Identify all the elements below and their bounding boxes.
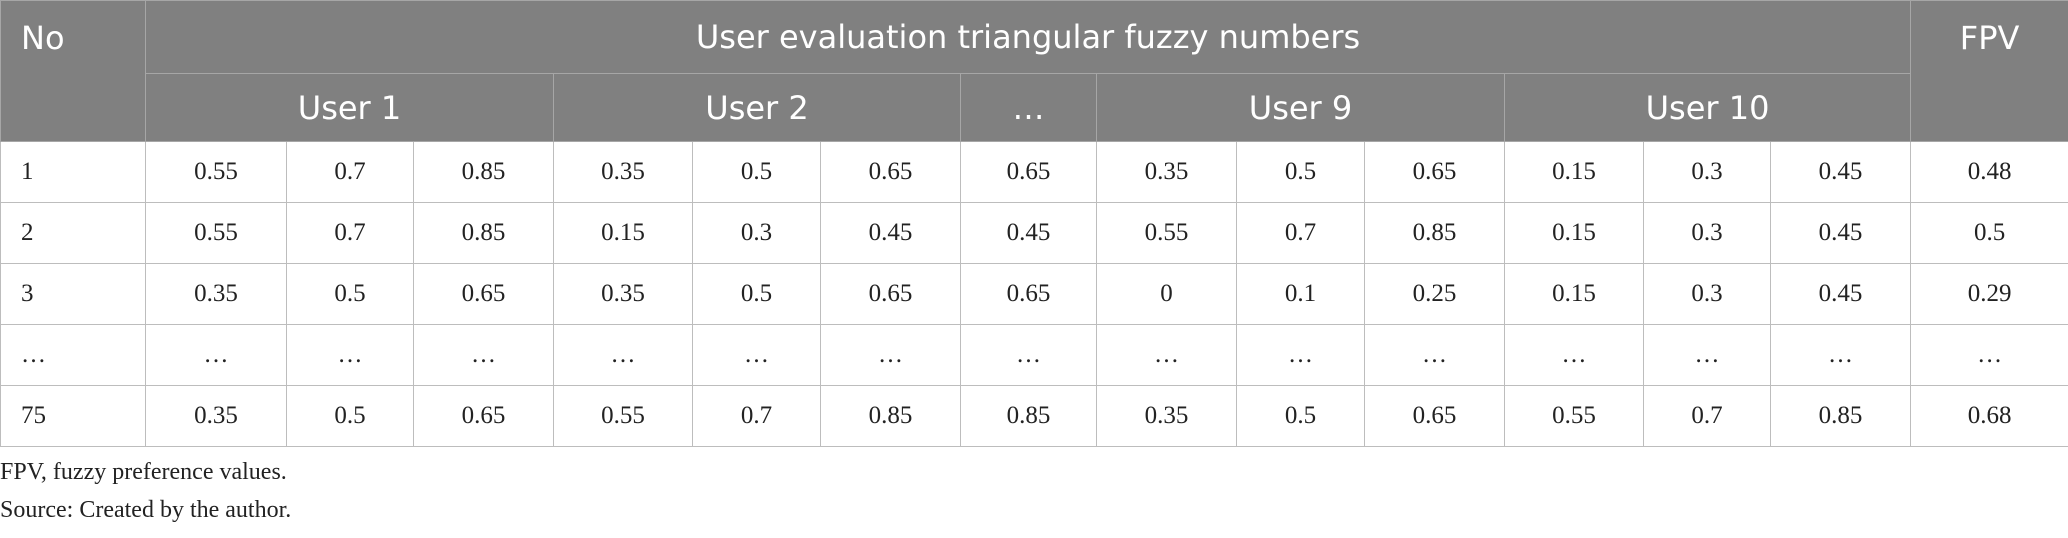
table-cell: 0.55 [145, 202, 287, 264]
header-cell: User 9 [1096, 73, 1505, 142]
table-cell: 0.65 [1364, 385, 1505, 447]
header-cell: No [0, 0, 146, 142]
table-cell: … [1504, 324, 1644, 386]
table-cell: 75 [0, 385, 146, 447]
table-cell: 0.3 [1643, 202, 1771, 264]
table-cell: 0.3 [1643, 141, 1771, 203]
table-cell: 0.65 [960, 263, 1097, 325]
footnote: FPV, fuzzy preference values. [0, 459, 287, 485]
table-cell: 0.48 [1910, 141, 2068, 203]
table-row: 1 0.55 0.7 0.85 0.35 0.5 0.65 0.65 0.35 0.5 0.65 0.… [0, 141, 2068, 203]
table-cell: 0.15 [1504, 141, 1644, 203]
header-cell: FPV [1910, 0, 2068, 142]
table-cell: … [1910, 324, 2068, 386]
table-cell: … [553, 324, 693, 386]
table-cell: 0.55 [1096, 202, 1237, 264]
table-cell: 0.85 [960, 385, 1097, 447]
table-cell: 0.3 [692, 202, 821, 264]
table-cell: 0.7 [1643, 385, 1771, 447]
table-cell: 0.35 [553, 263, 693, 325]
table-cell: 0.5 [286, 385, 414, 447]
header-row: No User evaluation triangular fuzzy numb… [0, 0, 2068, 142]
table-cell: 0.85 [413, 202, 554, 264]
table-cell: 0.85 [1364, 202, 1505, 264]
table-cell: … [1096, 324, 1237, 386]
table-cell: 0.45 [820, 202, 961, 264]
table-cell: 0.25 [1364, 263, 1505, 325]
table-cell: 0.65 [1364, 141, 1505, 203]
header-cell: User evaluation triangular fuzzy numbers [144, 0, 1912, 74]
table-cell: … [1364, 324, 1505, 386]
header-cell: User 10 [1503, 73, 1912, 142]
table-cell: 0.35 [145, 385, 287, 447]
table-cell: 0.65 [820, 141, 961, 203]
table-cell: … [1236, 324, 1365, 386]
table-cell: 0.7 [1236, 202, 1365, 264]
table-cell: 0.35 [1096, 141, 1237, 203]
footnote: Source: Created by the author. [0, 497, 292, 523]
table-cell: 0.85 [1769, 385, 1912, 447]
table-cell: 0.15 [553, 202, 693, 264]
table-cell: 0.35 [553, 141, 693, 203]
table-row: 2 0.55 0.7 0.85 0.15 0.3 0.45 0.45 0.55 0.7 0.85 0.… [0, 202, 2068, 264]
table-cell: 0.5 [1910, 202, 2068, 264]
table: No User evaluation triangular fuzzy numb… [0, 0, 2068, 447]
table-row: 3 0.35 0.5 0.65 0.35 0.5 0.65 0.65 0 0.1 0.25 0.15 0… [0, 263, 2068, 325]
table-row: ……………………………………… [0, 324, 2068, 386]
table-cell: 0.55 [1504, 385, 1644, 447]
table-cell: … [145, 324, 287, 386]
header-cell: User 2 [553, 73, 961, 142]
table-cell: 0.29 [1910, 263, 2068, 325]
table-cell: … [820, 324, 961, 386]
table-cell: 0.65 [413, 263, 554, 325]
table-cell: … [692, 324, 821, 386]
header-row: User 1 User 2… User 9 User 10 [1, 73, 2068, 142]
table-cell: 0.3 [1643, 263, 1771, 325]
header-cell: User 1 [145, 73, 554, 142]
table-cell: 0.7 [692, 385, 821, 447]
footnotes: FPV, fuzzy preference values. Source: Cre… [0, 447, 2068, 529]
table-cell: 0.45 [1769, 263, 1912, 325]
table-cell: 0.85 [820, 385, 961, 447]
table-cell: … [1769, 324, 1912, 386]
table-cell: … [286, 324, 414, 386]
table-cell: 0.15 [1504, 263, 1644, 325]
table-cell: … [413, 324, 554, 386]
table-cell: 0.7 [286, 141, 414, 203]
table-cell: 1 [0, 141, 146, 203]
table-body: 1 0.55 0.7 0.85 0.35 0.5 0.65 0.65 0.35 0.5 0.65 0.… [0, 141, 2068, 447]
table-cell: 0.35 [1096, 385, 1237, 447]
table-cell: 0.5 [286, 263, 414, 325]
table-cell: 0.45 [1769, 202, 1912, 264]
table-cell: 0.35 [145, 263, 287, 325]
table-cell: 0.68 [1910, 385, 2068, 447]
table-cell: 0.5 [692, 263, 821, 325]
table-cell: 0.45 [1769, 141, 1912, 203]
table-cell: … [1643, 324, 1771, 386]
table-cell: 0.65 [820, 263, 961, 325]
header-cell: … [960, 73, 1097, 142]
table-cell: 0.65 [413, 385, 554, 447]
table-cell: … [0, 324, 146, 386]
table-cell: 3 [0, 263, 146, 325]
table-cell: 0 [1096, 263, 1237, 325]
table-cell: 0.55 [145, 141, 287, 203]
table-cell: 0.55 [553, 385, 693, 447]
table-cell: … [960, 324, 1097, 386]
table-row: 75 0.35 0.5 0.65 0.55 0.7 0.85 0.85 0.35 0.5 0.65 0… [0, 385, 2068, 447]
table-cell: 0.85 [413, 141, 554, 203]
table-cell: 0.45 [960, 202, 1097, 264]
table-cell: 0.15 [1504, 202, 1644, 264]
table-cell: 0.5 [692, 141, 821, 203]
table-cell: 0.65 [960, 141, 1097, 203]
table-cell: 0.1 [1236, 263, 1365, 325]
table-cell: 2 [0, 202, 146, 264]
table-cell: 0.7 [286, 202, 414, 264]
table-cell: 0.5 [1236, 385, 1365, 447]
table-cell: 0.5 [1236, 141, 1365, 203]
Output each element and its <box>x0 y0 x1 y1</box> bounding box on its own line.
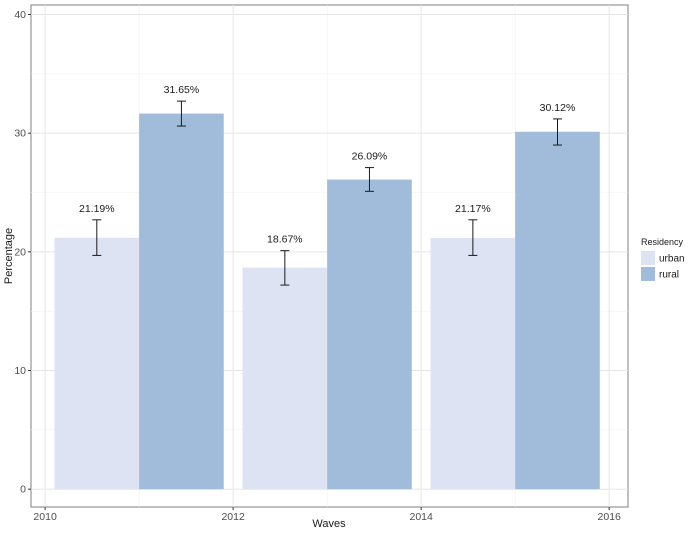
data-label: 31.65% <box>164 84 200 96</box>
bar-urban <box>242 267 328 490</box>
data-label: 21.19% <box>79 203 115 215</box>
y-tick-label: 40 <box>14 9 26 21</box>
bar-urban <box>430 237 516 490</box>
bar-rural <box>139 113 224 490</box>
legend-title: Residency <box>641 237 684 247</box>
legend-swatch-urban <box>641 251 655 265</box>
bar-urban <box>54 237 140 490</box>
y-tick-label: 30 <box>14 128 26 140</box>
legend: Residency urban rural <box>641 237 685 281</box>
data-label: 18.67% <box>267 234 303 246</box>
bars <box>54 113 600 490</box>
data-label: 30.12% <box>540 102 576 114</box>
data-labels: 21.19% 18.67% 21.17% 31.65% 26.09% 30.12% <box>79 84 575 246</box>
y-axis-title: Percentage <box>3 228 15 284</box>
x-tick-label: 2010 <box>33 511 57 523</box>
x-tick-label: 2014 <box>409 511 433 523</box>
legend-label-urban: urban <box>659 254 685 265</box>
y-tick-label: 0 <box>20 484 26 496</box>
legend-label-rural: rural <box>659 270 679 281</box>
y-tick-label: 20 <box>14 246 26 258</box>
bar-rural <box>327 179 412 490</box>
x-axis-title: Waves <box>312 518 346 530</box>
bar-rural <box>515 131 600 490</box>
error-bars <box>92 100 562 286</box>
y-tick-label: 10 <box>14 365 26 377</box>
legend-swatch-rural <box>641 267 655 281</box>
data-label: 21.17% <box>455 203 491 215</box>
data-label: 26.09% <box>352 151 388 163</box>
y-axis: 0 10 20 30 40 <box>14 9 31 496</box>
x-tick-label: 2012 <box>221 511 245 523</box>
x-tick-label: 2016 <box>598 511 622 523</box>
x-axis: 2010 2012 2014 2016 <box>33 507 621 523</box>
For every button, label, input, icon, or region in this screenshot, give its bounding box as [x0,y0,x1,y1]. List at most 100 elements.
□ □ □ □
TASK GOAL — Can you copy out all of the data above word for word, leaving out the pictures?

WRITTEN RESPONSE —
Identify all the elements below and their bounding boxes.
table-cell: 0.55 [145, 202, 287, 264]
header-cell: User 9 [1096, 73, 1505, 142]
table-cell: 0.65 [1364, 385, 1505, 447]
header-cell: No [0, 0, 146, 142]
table-cell: … [1504, 324, 1644, 386]
table-cell: 75 [0, 385, 146, 447]
table-cell: 0.3 [1643, 202, 1771, 264]
table-cell: 0.3 [1643, 141, 1771, 203]
table-cell: 0.65 [960, 263, 1097, 325]
footnote: FPV, fuzzy preference values. [0, 459, 287, 485]
table-cell: 0.48 [1910, 141, 2068, 203]
table-row: 1 0.55 0.7 0.85 0.35 0.5 0.65 0.65 0.35 0.5 0.65 0.… [0, 141, 2068, 203]
table-cell: 0.15 [1504, 141, 1644, 203]
header-cell: FPV [1910, 0, 2068, 142]
table-cell: … [1910, 324, 2068, 386]
table-cell: … [553, 324, 693, 386]
table-cell: 0.55 [1096, 202, 1237, 264]
table-cell: 0.85 [960, 385, 1097, 447]
table-cell: 0.3 [692, 202, 821, 264]
table-cell: 0.7 [1643, 385, 1771, 447]
table-cell: 0.35 [553, 263, 693, 325]
table-cell: 0.5 [286, 385, 414, 447]
header-row: No User evaluation triangular fuzzy numb… [0, 0, 2068, 142]
table-cell: 0.85 [413, 202, 554, 264]
table-cell: 0.85 [1364, 202, 1505, 264]
table-cell: … [1096, 324, 1237, 386]
table-cell: 0.45 [820, 202, 961, 264]
table-cell: 0.25 [1364, 263, 1505, 325]
table-cell: 0.65 [1364, 141, 1505, 203]
header-cell: User evaluation triangular fuzzy numbers [144, 0, 1912, 74]
table-cell: … [1364, 324, 1505, 386]
header-cell: User 10 [1503, 73, 1912, 142]
table-cell: 0.35 [145, 385, 287, 447]
table-cell: 0.65 [820, 141, 961, 203]
table-cell: … [1236, 324, 1365, 386]
table-cell: 0.7 [1236, 202, 1365, 264]
table-cell: 0.35 [1096, 141, 1237, 203]
footnote: Source: Created by the author. [0, 497, 292, 523]
table-cell: 0.85 [1769, 385, 1912, 447]
table-cell: 0.15 [553, 202, 693, 264]
table-cell: 0.35 [553, 141, 693, 203]
table-row: 2 0.55 0.7 0.85 0.15 0.3 0.45 0.45 0.55 0.7 0.85 0.… [0, 202, 2068, 264]
table-cell: 0.5 [1910, 202, 2068, 264]
table: No User evaluation triangular fuzzy numb… [0, 0, 2068, 447]
table-row: 3 0.35 0.5 0.65 0.35 0.5 0.65 0.65 0 0.1 0.25 0.15 0… [0, 263, 2068, 325]
table-row: ……………………………………… [0, 324, 2068, 386]
table-cell: 0.55 [1504, 385, 1644, 447]
table-cell: … [145, 324, 287, 386]
header-cell: User 2 [553, 73, 961, 142]
table-cell: 0.29 [1910, 263, 2068, 325]
table-cell: … [820, 324, 961, 386]
table-cell: 0.65 [413, 263, 554, 325]
table-cell: … [692, 324, 821, 386]
header-row: User 1 User 2… User 9 User 10 [1, 73, 2068, 142]
table-cell: 0.3 [1643, 263, 1771, 325]
header-cell: User 1 [145, 73, 554, 142]
table-cell: 0.7 [692, 385, 821, 447]
footnotes: FPV, fuzzy preference values. Source: Cre… [0, 447, 2068, 529]
table-cell: 0.45 [1769, 263, 1912, 325]
table-cell: 0.85 [820, 385, 961, 447]
table-cell: … [1769, 324, 1912, 386]
table-cell: … [286, 324, 414, 386]
table-cell: 0.15 [1504, 263, 1644, 325]
table-cell: … [413, 324, 554, 386]
table-cell: 0.7 [286, 141, 414, 203]
table-cell: 1 [0, 141, 146, 203]
table-body: 1 0.55 0.7 0.85 0.35 0.5 0.65 0.65 0.35 0.5 0.65 0.… [0, 141, 2068, 447]
table-cell: 0.35 [1096, 385, 1237, 447]
table-cell: 0.5 [286, 263, 414, 325]
table-cell: 0.45 [1769, 202, 1912, 264]
table-cell: 0.35 [145, 263, 287, 325]
table-cell: 0.68 [1910, 385, 2068, 447]
table-cell: 0.5 [692, 263, 821, 325]
table-cell: 0.45 [1769, 141, 1912, 203]
table-cell: … [1643, 324, 1771, 386]
table-cell: 0.65 [820, 263, 961, 325]
header-cell: … [960, 73, 1097, 142]
table-cell: 0.65 [413, 385, 554, 447]
table-cell: … [0, 324, 146, 386]
table-cell: 3 [0, 263, 146, 325]
table-cell: 0 [1096, 263, 1237, 325]
table-cell: 0.55 [145, 141, 287, 203]
table-cell: 0.55 [553, 385, 693, 447]
table-cell: … [960, 324, 1097, 386]
table-row: 75 0.35 0.5 0.65 0.55 0.7 0.85 0.85 0.35 0.5 0.65 0… [0, 385, 2068, 447]
table-cell: 0.85 [413, 141, 554, 203]
table-cell: 0.45 [960, 202, 1097, 264]
table-cell: 0.15 [1504, 202, 1644, 264]
table-cell: 0.5 [692, 141, 821, 203]
table-cell: 0.65 [960, 141, 1097, 203]
table-cell: 0.1 [1236, 263, 1365, 325]
table-cell: 2 [0, 202, 146, 264]
table-cell: 0.7 [286, 202, 414, 264]
table-cell: 0.5 [1236, 385, 1365, 447]
table-cell: 0.5 [1236, 141, 1365, 203]
Output each element and its <box>x0 y0 x1 y1</box> bounding box on its own line.
data-label: 31.65% <box>164 84 200 96</box>
bar-urban <box>242 267 328 490</box>
data-label: 21.19% <box>79 203 115 215</box>
y-tick-label: 40 <box>14 9 26 21</box>
bar-urban <box>430 237 516 490</box>
bar-rural <box>139 113 224 490</box>
legend-title: Residency <box>641 237 684 247</box>
legend-swatch-urban <box>641 251 655 265</box>
bar-urban <box>54 237 140 490</box>
y-tick-label: 30 <box>14 128 26 140</box>
legend: Residency urban rural <box>641 237 685 281</box>
data-label: 18.67% <box>267 234 303 246</box>
bars <box>54 113 600 490</box>
data-label: 30.12% <box>540 102 576 114</box>
data-labels: 21.19% 18.67% 21.17% 31.65% 26.09% 30.12% <box>79 84 575 246</box>
y-axis-title: Percentage <box>3 228 15 284</box>
x-tick-label: 2010 <box>33 511 57 523</box>
x-tick-label: 2014 <box>409 511 433 523</box>
legend-label-urban: urban <box>659 254 685 265</box>
y-tick-label: 0 <box>20 484 26 496</box>
legend-label-rural: rural <box>659 270 679 281</box>
y-tick-label: 20 <box>14 246 26 258</box>
bar-rural <box>327 179 412 490</box>
x-axis-title: Waves <box>312 518 346 530</box>
bar-rural <box>515 131 600 490</box>
error-bars <box>92 100 562 286</box>
y-tick-label: 10 <box>14 365 26 377</box>
legend-swatch-rural <box>641 267 655 281</box>
data-label: 21.17% <box>455 203 491 215</box>
data-label: 26.09% <box>352 151 388 163</box>
y-axis: 0 10 20 30 40 <box>14 9 31 496</box>
x-tick-label: 2012 <box>221 511 245 523</box>
x-tick-label: 2016 <box>598 511 622 523</box>
x-axis: 2010 2012 2014 2016 <box>33 507 621 523</box>
For every button, label, input, icon, or region in this screenshot, give its bounding box as [x0,y0,x1,y1]. List at most 100 elements.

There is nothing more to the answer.